● **PROBLEM DETAILS**:
Provide the number of lines where the word "What" occurs, and no other text.

● **DATASET RECORDS**:
--- --- ---
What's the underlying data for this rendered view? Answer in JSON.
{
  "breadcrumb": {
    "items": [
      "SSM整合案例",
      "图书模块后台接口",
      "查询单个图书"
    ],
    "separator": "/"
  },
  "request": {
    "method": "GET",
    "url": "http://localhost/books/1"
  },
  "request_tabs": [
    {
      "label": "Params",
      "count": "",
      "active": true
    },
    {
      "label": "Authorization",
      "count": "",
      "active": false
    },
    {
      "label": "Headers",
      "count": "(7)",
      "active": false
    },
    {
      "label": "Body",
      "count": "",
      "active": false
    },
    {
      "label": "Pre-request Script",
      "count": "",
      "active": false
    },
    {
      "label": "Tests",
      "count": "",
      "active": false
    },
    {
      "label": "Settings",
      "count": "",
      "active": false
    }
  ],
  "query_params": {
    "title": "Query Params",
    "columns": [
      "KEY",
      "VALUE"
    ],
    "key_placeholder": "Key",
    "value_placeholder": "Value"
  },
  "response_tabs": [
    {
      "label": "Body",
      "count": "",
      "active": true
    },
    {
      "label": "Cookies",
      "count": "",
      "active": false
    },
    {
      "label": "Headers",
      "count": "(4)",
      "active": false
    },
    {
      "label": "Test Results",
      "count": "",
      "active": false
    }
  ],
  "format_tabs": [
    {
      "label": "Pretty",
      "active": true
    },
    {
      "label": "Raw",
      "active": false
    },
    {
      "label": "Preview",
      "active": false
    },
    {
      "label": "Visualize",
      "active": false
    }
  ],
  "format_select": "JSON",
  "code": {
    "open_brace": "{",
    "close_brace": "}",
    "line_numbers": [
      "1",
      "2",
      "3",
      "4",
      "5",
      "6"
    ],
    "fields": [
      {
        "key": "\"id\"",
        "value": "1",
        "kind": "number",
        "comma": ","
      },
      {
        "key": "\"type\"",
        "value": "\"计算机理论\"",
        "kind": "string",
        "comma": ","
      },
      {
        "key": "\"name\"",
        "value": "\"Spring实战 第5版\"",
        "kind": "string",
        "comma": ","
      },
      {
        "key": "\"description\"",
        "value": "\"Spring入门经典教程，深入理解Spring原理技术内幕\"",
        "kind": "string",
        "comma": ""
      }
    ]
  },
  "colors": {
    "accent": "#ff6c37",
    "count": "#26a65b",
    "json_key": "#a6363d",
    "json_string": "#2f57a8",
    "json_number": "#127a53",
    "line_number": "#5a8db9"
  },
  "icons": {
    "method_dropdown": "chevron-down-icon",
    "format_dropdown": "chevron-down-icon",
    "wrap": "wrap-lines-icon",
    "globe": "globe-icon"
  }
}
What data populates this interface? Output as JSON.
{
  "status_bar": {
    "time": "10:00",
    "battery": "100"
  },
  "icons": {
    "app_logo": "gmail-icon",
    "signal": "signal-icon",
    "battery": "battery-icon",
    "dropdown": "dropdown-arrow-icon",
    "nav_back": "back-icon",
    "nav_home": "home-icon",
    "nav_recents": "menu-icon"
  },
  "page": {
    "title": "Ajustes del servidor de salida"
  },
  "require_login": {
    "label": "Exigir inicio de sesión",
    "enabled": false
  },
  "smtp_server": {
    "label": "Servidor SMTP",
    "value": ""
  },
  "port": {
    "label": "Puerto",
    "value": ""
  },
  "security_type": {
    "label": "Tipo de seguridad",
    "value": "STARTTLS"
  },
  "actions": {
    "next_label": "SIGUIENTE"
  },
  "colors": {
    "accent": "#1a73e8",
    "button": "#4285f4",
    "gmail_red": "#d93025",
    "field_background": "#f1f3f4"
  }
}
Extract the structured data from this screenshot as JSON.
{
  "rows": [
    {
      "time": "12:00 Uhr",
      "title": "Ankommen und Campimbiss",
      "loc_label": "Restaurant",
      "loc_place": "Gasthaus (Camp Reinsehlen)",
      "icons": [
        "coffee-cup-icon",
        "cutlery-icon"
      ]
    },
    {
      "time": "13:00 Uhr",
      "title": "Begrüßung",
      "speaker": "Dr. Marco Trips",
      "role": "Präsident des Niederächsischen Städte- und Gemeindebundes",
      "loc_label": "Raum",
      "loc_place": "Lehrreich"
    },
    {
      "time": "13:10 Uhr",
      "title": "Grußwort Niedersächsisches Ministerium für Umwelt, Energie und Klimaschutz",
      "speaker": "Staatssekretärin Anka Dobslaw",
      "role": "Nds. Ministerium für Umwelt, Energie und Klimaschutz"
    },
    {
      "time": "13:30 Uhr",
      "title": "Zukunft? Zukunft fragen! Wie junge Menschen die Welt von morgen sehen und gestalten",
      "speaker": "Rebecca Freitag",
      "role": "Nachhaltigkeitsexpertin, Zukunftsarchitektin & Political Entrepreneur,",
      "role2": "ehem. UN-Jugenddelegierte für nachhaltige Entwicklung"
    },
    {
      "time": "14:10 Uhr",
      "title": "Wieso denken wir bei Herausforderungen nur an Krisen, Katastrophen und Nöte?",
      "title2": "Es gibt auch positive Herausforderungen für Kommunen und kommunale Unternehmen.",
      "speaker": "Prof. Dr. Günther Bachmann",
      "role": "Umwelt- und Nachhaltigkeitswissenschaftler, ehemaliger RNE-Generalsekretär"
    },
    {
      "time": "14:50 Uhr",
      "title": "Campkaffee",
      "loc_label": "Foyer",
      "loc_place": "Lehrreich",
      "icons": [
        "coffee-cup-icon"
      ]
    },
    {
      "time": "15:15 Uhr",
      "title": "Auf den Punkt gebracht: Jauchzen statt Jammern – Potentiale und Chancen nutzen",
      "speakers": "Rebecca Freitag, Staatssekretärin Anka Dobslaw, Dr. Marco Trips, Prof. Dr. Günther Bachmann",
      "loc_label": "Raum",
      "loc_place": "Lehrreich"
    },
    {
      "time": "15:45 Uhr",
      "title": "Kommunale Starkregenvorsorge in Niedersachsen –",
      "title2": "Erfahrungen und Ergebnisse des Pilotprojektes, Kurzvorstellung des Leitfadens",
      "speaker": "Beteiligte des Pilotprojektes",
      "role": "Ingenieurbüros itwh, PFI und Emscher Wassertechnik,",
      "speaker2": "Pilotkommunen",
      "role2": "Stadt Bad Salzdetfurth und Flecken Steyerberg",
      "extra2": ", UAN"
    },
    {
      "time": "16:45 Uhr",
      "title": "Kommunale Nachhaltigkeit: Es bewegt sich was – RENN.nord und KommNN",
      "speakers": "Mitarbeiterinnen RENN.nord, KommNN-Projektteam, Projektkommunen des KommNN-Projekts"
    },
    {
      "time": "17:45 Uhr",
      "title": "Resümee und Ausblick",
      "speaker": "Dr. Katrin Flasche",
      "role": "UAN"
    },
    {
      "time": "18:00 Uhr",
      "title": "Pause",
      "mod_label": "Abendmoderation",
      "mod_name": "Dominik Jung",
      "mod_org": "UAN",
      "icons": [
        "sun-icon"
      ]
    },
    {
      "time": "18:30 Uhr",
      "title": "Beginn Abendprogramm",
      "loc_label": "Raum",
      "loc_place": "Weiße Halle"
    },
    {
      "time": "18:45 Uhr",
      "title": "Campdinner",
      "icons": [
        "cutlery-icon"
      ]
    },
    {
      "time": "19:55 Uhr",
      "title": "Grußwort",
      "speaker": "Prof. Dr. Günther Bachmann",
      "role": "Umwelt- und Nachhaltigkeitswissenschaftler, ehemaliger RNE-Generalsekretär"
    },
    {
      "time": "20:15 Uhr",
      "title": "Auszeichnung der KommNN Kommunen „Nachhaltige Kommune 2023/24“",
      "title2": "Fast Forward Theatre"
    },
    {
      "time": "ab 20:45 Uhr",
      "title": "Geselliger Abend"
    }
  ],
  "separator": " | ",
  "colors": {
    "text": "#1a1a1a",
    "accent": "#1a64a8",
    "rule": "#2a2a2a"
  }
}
--- --- ---
● **FULL SOLUTION**:
2